[Collected data]
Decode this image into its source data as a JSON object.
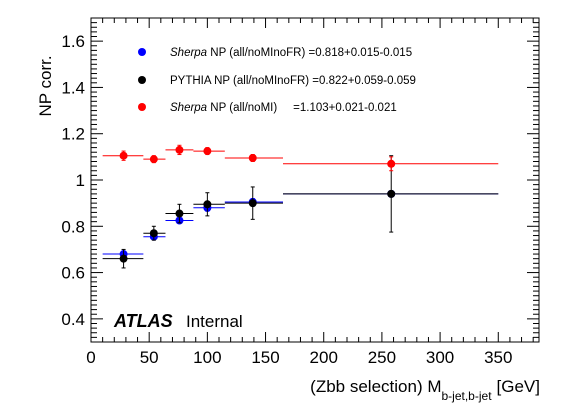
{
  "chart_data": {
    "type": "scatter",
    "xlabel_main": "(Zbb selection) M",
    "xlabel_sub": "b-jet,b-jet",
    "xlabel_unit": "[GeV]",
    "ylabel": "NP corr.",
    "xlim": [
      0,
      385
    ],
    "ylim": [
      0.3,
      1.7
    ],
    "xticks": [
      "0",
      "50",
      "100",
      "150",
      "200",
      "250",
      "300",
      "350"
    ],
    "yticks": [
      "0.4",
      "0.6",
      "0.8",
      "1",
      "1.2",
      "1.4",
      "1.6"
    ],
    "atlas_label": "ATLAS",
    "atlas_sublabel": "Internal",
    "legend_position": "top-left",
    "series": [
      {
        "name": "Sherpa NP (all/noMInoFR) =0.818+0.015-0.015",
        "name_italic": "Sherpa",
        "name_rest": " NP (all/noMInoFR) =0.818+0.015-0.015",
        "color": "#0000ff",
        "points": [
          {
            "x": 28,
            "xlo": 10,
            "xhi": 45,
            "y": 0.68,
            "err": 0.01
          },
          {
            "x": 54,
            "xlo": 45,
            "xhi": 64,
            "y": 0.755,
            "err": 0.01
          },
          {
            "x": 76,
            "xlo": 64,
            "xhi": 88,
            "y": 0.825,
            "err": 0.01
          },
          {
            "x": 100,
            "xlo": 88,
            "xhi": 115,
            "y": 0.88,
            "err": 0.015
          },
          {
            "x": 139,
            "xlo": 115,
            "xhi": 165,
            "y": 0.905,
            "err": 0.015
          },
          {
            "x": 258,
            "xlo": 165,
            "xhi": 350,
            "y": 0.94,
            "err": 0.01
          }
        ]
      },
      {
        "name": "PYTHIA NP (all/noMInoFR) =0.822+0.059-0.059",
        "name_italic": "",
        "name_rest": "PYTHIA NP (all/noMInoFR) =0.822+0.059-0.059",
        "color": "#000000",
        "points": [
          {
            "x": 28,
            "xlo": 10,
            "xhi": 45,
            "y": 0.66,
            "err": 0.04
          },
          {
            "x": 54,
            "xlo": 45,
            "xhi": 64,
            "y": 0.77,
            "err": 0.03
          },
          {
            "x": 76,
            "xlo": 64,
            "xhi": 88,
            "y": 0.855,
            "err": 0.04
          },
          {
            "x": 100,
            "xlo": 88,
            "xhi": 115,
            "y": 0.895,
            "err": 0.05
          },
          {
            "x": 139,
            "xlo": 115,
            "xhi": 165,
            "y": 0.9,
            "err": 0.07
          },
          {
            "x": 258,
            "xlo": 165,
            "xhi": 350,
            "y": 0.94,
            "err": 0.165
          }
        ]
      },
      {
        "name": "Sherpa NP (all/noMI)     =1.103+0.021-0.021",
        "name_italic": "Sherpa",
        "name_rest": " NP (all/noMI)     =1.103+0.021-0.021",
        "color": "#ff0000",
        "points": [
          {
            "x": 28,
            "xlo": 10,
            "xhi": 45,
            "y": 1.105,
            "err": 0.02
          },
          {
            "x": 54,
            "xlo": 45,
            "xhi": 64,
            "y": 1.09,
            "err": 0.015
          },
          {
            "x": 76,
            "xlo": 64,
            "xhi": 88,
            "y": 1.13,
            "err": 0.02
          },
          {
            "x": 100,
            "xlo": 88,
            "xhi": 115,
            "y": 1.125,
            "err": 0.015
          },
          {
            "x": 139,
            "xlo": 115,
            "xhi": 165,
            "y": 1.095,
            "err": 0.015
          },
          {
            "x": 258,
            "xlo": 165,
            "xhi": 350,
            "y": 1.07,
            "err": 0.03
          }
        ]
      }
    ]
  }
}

* _Given task_: Each line that contains the string "Sherpa" counts once; say how many there are and nothing else.

* _Finished task_: 4